» Dataset rows:
****************************************

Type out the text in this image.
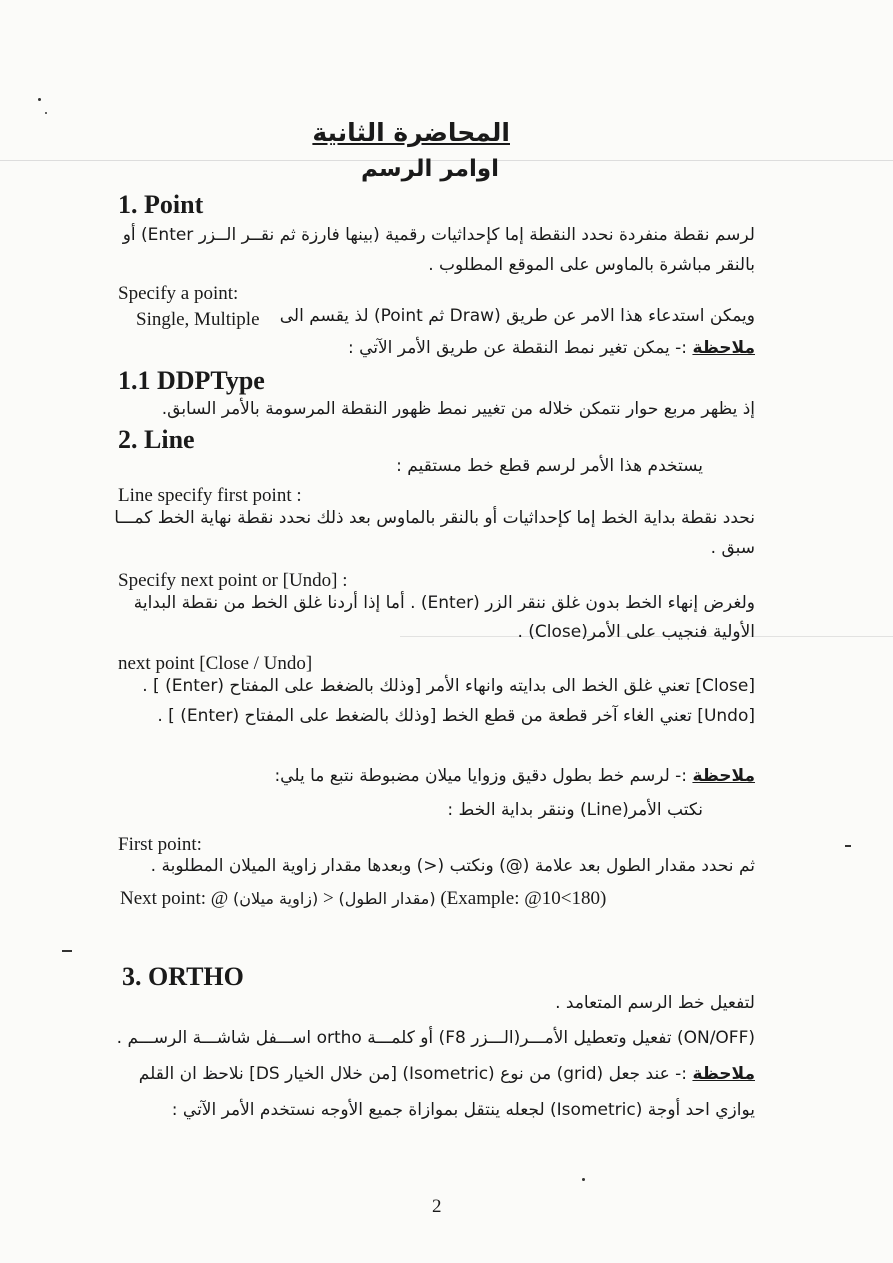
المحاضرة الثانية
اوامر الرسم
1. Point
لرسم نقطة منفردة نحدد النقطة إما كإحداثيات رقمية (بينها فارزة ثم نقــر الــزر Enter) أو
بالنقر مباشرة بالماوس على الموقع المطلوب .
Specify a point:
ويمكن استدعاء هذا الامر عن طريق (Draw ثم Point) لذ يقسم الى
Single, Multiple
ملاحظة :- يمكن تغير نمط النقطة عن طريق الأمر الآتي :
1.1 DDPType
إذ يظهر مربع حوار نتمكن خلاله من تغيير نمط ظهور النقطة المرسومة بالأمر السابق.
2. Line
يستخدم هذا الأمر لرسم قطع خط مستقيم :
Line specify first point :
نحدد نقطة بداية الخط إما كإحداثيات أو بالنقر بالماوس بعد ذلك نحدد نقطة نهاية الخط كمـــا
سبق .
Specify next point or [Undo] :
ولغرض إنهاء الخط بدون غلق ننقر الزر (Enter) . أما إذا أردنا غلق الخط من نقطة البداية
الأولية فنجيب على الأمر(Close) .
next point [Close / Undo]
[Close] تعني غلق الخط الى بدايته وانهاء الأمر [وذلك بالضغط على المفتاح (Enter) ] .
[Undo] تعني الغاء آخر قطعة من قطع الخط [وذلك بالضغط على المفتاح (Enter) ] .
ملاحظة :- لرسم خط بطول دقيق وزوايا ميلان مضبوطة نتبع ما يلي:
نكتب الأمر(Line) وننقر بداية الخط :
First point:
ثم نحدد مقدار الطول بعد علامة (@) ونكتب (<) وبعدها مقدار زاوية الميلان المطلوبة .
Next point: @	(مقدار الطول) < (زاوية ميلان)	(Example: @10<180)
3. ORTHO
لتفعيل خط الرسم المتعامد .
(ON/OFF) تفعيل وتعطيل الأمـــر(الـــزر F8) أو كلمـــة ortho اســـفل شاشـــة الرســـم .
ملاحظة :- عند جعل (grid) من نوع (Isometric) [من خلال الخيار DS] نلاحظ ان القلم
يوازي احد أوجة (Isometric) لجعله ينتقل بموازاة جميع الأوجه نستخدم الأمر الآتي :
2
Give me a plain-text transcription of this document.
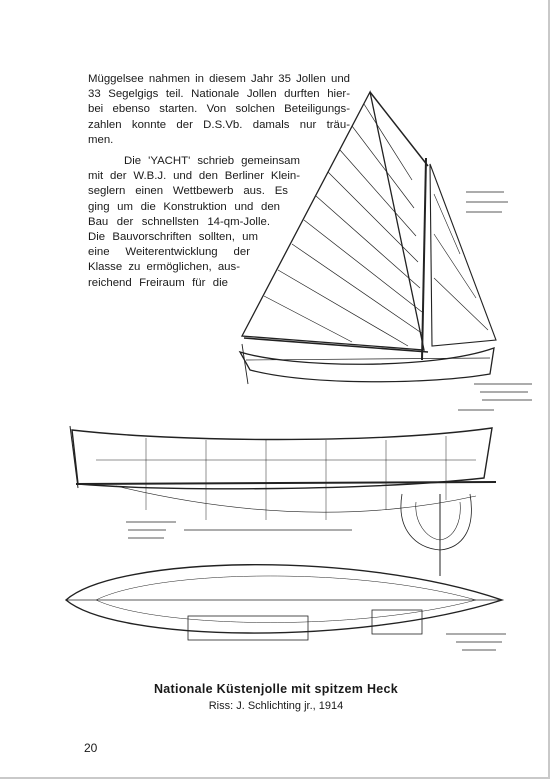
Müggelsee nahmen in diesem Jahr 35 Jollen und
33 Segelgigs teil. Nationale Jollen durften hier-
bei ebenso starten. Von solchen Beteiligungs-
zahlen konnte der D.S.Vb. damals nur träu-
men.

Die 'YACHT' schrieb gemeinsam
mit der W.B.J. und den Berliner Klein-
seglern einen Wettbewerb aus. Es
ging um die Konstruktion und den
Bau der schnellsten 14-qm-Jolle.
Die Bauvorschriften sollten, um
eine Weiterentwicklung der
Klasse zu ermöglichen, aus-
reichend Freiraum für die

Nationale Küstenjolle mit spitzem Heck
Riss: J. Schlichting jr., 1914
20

****************************************

Look for the word "Undo" in every line of the listing and copy the lines that have it.

» RESPONSE TO THE TASK:
Specify next point or [Undo] :
next point [Close / Undo]
[Undo] تعني الغاء آخر قطعة من قطع الخط [وذلك بالضغط على المفتاح (Enter) ] .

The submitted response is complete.